EXERCISE TASK — Repeat exactly the lines of the listing from the line containing "What text is on this page?" through its last line, and nothing beyond them.

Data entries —
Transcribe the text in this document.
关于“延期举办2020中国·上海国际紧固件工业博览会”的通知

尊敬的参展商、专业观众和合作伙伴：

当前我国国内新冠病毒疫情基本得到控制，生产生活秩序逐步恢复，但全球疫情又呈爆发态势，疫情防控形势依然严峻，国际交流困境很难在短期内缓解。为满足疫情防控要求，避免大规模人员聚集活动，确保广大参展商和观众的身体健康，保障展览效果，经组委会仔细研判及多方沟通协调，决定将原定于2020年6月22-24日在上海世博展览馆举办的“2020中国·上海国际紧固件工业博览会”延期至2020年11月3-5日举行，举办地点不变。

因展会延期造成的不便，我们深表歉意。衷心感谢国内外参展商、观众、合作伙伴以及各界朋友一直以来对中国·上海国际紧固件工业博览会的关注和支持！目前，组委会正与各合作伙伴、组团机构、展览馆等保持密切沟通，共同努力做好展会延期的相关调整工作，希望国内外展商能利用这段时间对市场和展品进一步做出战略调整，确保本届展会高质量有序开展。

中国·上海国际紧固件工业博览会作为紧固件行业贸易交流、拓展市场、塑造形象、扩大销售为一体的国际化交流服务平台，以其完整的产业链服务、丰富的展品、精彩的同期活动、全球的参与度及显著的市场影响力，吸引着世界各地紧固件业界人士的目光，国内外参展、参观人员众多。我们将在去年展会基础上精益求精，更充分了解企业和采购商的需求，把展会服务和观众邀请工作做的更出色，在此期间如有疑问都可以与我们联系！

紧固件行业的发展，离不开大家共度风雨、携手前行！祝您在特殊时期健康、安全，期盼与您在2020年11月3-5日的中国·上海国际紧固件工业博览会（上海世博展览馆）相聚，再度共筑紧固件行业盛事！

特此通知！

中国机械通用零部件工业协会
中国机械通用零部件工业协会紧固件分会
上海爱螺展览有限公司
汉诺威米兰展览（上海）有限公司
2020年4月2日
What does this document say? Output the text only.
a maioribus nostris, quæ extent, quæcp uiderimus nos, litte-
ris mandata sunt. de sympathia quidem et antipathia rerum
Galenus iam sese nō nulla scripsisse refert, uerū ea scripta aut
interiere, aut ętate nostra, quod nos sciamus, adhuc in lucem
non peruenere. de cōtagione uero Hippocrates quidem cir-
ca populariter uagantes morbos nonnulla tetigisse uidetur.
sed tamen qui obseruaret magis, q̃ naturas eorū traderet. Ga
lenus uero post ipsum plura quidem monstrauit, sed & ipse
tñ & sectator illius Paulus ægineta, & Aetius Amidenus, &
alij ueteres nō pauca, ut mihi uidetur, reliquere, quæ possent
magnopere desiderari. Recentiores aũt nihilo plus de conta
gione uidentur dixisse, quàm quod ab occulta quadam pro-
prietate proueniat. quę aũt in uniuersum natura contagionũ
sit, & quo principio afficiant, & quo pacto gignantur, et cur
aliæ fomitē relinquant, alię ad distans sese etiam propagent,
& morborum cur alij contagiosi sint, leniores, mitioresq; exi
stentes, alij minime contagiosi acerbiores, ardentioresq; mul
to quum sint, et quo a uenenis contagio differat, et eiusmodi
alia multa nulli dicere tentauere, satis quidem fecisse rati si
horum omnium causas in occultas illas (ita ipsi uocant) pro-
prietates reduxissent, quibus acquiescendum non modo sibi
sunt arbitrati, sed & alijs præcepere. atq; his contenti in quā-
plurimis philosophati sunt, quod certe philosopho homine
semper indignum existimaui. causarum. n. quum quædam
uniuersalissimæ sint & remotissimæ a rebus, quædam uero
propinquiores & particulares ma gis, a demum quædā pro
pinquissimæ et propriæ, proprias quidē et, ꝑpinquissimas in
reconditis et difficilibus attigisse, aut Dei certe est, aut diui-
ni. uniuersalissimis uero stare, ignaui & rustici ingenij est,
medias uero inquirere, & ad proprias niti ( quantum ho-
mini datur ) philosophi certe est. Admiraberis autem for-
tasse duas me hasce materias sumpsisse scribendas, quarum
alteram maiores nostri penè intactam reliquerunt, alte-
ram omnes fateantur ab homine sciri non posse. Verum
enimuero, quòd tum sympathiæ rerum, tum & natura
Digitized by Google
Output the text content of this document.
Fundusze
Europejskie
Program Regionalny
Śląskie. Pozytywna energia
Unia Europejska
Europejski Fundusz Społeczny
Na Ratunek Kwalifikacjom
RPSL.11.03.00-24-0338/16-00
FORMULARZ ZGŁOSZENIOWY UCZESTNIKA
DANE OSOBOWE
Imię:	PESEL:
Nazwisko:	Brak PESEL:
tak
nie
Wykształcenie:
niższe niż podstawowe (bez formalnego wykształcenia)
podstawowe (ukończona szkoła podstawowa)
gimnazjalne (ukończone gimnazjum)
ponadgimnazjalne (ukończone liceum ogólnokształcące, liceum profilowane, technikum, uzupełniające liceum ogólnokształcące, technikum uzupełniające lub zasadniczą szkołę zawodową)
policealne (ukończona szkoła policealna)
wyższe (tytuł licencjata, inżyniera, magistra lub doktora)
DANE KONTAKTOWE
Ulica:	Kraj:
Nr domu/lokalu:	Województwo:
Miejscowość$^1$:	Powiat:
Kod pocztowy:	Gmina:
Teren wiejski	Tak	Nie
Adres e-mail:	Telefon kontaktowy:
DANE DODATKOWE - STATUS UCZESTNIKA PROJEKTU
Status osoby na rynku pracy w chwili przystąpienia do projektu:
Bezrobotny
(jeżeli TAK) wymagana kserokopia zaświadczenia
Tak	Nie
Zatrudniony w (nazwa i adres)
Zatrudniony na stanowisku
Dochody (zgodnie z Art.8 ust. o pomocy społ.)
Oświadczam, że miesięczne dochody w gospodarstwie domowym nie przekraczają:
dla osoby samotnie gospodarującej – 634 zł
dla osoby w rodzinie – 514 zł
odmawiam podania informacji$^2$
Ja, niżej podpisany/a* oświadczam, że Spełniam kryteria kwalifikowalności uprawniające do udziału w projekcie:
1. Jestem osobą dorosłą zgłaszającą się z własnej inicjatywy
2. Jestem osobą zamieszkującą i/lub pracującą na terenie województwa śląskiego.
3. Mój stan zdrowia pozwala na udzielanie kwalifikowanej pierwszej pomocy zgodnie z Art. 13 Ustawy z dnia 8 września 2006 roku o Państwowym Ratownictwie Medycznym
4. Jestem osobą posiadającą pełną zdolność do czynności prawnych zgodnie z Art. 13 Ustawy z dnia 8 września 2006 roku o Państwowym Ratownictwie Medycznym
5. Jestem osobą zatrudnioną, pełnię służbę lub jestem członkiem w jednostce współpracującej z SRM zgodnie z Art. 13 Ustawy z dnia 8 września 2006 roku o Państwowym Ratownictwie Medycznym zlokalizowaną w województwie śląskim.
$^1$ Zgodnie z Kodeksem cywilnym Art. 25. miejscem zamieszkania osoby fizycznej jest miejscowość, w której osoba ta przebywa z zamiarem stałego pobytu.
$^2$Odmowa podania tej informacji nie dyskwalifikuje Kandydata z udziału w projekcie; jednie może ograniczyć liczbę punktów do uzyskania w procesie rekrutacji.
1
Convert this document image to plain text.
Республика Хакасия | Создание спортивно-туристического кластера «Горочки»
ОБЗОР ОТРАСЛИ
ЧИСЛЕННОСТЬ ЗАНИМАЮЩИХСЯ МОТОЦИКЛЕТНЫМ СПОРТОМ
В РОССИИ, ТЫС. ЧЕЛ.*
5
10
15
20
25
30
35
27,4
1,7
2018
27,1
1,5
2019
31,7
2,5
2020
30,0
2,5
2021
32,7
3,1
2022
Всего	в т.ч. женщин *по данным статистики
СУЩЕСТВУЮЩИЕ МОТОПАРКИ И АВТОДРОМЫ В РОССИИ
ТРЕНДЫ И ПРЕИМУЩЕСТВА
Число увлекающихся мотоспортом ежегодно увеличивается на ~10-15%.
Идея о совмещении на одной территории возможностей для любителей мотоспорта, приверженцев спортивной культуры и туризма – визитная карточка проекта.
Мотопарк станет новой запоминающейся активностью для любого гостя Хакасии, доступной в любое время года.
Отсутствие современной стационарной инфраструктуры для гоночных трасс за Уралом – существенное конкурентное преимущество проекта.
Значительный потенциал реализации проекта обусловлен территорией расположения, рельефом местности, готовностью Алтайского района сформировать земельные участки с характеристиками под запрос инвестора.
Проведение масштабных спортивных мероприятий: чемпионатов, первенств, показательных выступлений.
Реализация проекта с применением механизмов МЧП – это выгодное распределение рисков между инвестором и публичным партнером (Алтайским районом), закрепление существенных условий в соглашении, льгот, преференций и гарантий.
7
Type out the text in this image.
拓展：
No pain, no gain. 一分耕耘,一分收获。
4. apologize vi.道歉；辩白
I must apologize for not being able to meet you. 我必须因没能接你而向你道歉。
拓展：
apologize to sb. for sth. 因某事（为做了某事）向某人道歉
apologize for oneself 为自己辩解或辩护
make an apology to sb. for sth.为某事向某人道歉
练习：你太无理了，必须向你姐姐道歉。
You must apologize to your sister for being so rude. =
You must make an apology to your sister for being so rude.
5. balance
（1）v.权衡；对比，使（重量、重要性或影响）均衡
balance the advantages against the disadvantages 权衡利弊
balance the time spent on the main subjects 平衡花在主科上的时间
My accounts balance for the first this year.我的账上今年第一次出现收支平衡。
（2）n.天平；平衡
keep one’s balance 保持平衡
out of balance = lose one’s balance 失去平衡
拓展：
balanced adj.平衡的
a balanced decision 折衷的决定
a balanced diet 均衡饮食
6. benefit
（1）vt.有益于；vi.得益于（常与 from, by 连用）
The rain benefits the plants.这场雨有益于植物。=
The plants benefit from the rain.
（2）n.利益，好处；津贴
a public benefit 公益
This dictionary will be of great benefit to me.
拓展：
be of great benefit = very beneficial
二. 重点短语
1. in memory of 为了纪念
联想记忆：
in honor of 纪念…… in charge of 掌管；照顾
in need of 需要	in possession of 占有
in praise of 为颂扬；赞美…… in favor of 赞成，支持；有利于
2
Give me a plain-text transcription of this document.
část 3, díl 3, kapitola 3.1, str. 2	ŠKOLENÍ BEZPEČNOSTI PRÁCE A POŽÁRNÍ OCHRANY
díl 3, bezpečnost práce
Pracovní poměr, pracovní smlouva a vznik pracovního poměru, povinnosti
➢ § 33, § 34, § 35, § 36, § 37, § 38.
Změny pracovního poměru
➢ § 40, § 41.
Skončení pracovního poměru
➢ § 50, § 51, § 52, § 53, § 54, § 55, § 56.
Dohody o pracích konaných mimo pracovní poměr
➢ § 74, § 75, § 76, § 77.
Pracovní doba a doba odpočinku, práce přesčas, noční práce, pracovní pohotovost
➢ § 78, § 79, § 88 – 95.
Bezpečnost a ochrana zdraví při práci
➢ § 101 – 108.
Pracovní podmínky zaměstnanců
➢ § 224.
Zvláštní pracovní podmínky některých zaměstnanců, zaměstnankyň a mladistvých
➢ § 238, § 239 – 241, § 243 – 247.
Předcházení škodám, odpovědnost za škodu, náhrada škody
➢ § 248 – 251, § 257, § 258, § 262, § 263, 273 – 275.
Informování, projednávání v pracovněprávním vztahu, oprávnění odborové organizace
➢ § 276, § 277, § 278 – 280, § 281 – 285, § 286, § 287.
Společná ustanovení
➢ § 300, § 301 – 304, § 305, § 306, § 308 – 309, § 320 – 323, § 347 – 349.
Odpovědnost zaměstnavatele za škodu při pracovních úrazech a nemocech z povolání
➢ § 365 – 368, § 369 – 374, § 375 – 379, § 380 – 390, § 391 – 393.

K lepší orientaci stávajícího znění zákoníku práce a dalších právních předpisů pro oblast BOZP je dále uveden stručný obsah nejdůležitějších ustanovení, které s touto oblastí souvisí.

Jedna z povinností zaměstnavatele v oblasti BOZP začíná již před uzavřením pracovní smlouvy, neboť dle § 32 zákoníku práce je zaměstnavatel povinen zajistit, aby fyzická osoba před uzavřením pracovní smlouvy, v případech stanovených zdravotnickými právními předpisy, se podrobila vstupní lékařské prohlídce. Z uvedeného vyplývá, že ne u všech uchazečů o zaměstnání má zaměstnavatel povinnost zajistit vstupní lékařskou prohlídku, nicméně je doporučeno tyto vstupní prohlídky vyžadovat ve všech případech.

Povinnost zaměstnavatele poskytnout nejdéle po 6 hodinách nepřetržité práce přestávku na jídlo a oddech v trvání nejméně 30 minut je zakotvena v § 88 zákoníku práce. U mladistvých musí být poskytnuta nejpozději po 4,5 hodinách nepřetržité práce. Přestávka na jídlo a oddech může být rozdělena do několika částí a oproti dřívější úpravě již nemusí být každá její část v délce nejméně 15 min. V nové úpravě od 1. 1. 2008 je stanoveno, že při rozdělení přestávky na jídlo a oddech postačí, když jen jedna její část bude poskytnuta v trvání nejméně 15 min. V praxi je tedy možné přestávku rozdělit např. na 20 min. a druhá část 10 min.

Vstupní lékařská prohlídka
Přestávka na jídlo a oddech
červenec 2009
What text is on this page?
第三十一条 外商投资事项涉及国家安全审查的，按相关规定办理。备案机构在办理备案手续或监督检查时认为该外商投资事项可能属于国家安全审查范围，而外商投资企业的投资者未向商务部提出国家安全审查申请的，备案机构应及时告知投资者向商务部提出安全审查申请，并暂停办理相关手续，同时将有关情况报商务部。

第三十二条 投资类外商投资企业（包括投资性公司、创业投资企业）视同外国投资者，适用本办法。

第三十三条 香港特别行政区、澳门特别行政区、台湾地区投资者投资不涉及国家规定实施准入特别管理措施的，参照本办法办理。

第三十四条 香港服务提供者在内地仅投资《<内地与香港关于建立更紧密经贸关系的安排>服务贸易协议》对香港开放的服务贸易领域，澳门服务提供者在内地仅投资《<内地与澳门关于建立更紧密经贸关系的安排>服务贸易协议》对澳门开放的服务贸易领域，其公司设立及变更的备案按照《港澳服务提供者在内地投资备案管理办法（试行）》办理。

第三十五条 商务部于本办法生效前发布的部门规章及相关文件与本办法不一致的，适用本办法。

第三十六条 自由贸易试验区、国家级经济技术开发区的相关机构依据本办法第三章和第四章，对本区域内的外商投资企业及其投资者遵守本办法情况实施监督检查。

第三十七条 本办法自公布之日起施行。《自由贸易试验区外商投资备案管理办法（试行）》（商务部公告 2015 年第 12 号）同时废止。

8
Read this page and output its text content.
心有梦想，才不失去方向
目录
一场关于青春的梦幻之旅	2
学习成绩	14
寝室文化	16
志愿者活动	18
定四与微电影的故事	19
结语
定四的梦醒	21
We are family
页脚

REPLY TO THE TASK —
What text is on this page?
第三十一条 外商投资事项涉及国家安全审查的，按相关规定办理。备案机构在办理备案手续或监督检查时认为该外商投资事项可能属于国家安全审查范围，而外商投资企业的投资者未向商务部提出国家安全审查申请的，备案机构应及时告知投资者向商务部提出安全审查申请，并暂停办理相关手续，同时将有关情况报商务部。

第三十二条 投资类外商投资企业（包括投资性公司、创业投资企业）视同外国投资者，适用本办法。

第三十三条 香港特别行政区、澳门特别行政区、台湾地区投资者投资不涉及国家规定实施准入特别管理措施的，参照本办法办理。

第三十四条 香港服务提供者在内地仅投资《<内地与香港关于建立更紧密经贸关系的安排>服务贸易协议》对香港开放的服务贸易领域，澳门服务提供者在内地仅投资《<内地与澳门关于建立更紧密经贸关系的安排>服务贸易协议》对澳门开放的服务贸易领域，其公司设立及变更的备案按照《港澳服务提供者在内地投资备案管理办法（试行）》办理。

第三十五条 商务部于本办法生效前发布的部门规章及相关文件与本办法不一致的，适用本办法。

第三十六条 自由贸易试验区、国家级经济技术开发区的相关机构依据本办法第三章和第四章，对本区域内的外商投资企业及其投资者遵守本办法情况实施监督检查。

第三十七条 本办法自公布之日起施行。《自由贸易试验区外商投资备案管理办法（试行）》（商务部公告 2015 年第 12 号）同时废止。

8
Read this page and output its text content.
心有梦想，才不失去方向
目录
一场关于青春的梦幻之旅	2
学习成绩	14
寝室文化	16
志愿者活动	18
定四与微电影的故事	19
结语
定四的梦醒	21
We are family
页脚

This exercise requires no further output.